-------- INPUT FOR THIS TASK

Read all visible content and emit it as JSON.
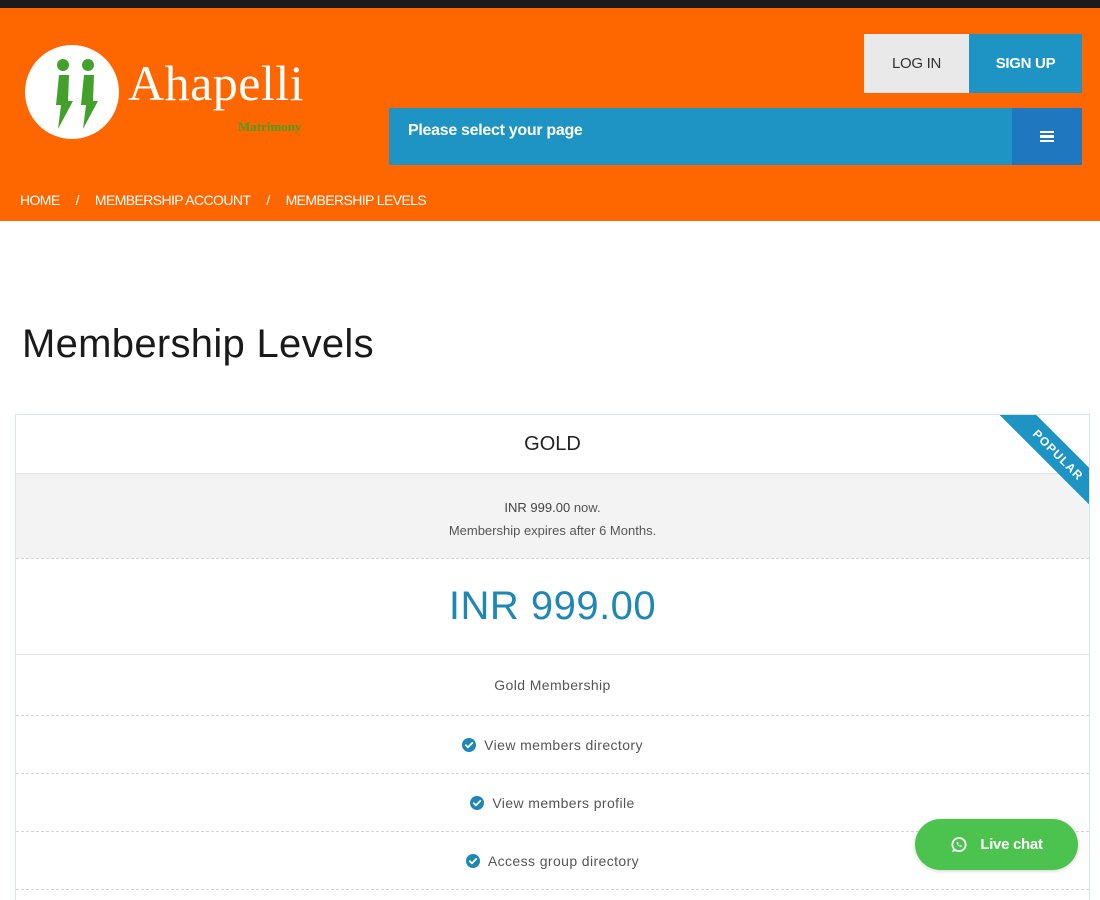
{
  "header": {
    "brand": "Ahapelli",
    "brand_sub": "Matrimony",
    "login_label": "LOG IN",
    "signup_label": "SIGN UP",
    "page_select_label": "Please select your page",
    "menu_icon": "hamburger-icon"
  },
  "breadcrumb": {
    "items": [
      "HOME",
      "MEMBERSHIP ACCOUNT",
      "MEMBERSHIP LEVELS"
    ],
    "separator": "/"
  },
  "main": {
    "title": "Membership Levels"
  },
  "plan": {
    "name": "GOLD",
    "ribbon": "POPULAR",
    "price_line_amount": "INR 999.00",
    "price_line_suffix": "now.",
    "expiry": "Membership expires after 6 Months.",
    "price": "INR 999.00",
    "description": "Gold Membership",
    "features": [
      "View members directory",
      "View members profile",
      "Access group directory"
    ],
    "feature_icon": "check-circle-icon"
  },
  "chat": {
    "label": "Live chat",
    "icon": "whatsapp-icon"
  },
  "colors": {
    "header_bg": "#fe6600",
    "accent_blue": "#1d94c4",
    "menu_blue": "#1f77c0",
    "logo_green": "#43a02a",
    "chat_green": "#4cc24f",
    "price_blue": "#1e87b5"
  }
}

----------------
-------- INPUT FOR THIS TASK

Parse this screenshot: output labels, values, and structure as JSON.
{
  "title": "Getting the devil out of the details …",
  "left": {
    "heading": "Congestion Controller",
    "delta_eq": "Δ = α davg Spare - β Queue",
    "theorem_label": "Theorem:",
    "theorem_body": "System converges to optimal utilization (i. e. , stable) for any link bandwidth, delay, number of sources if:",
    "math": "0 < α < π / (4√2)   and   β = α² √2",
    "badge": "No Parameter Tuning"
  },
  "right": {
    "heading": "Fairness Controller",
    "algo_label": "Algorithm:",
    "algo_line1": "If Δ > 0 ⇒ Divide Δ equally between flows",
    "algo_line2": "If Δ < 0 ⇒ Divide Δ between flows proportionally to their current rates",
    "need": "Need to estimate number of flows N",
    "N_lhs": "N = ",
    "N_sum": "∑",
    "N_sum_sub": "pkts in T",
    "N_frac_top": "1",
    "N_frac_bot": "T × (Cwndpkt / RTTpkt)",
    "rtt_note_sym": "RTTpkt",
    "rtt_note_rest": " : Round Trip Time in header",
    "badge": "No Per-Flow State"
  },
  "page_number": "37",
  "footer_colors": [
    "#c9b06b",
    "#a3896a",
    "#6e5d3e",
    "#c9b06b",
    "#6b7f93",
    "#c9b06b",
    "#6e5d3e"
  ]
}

----------------
-------- INPUT FOR THIS TASK

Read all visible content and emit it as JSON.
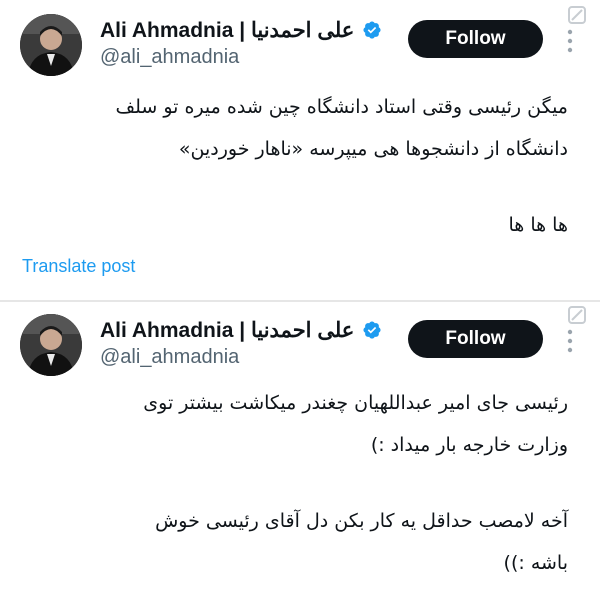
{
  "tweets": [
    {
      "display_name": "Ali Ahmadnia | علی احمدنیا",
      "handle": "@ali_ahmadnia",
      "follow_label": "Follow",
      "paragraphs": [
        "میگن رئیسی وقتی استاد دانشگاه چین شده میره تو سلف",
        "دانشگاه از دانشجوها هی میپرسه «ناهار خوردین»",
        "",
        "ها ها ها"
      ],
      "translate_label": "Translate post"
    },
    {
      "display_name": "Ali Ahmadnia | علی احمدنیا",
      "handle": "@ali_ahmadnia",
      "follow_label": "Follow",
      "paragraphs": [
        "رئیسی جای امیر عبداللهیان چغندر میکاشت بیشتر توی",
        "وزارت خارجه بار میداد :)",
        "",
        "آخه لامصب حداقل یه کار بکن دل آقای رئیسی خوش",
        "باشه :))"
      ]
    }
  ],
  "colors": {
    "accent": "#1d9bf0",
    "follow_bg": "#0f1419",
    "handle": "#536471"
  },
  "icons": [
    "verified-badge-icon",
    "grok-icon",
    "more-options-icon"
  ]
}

----------------

• **SET EXERCISE**
Lines that include the word "RTTpkt" are to be extracted from the data above.

• **RESPONSE**
    "N_frac_bot": "T × (Cwndpkt / RTTpkt)",
    "rtt_note_sym": "RTTpkt",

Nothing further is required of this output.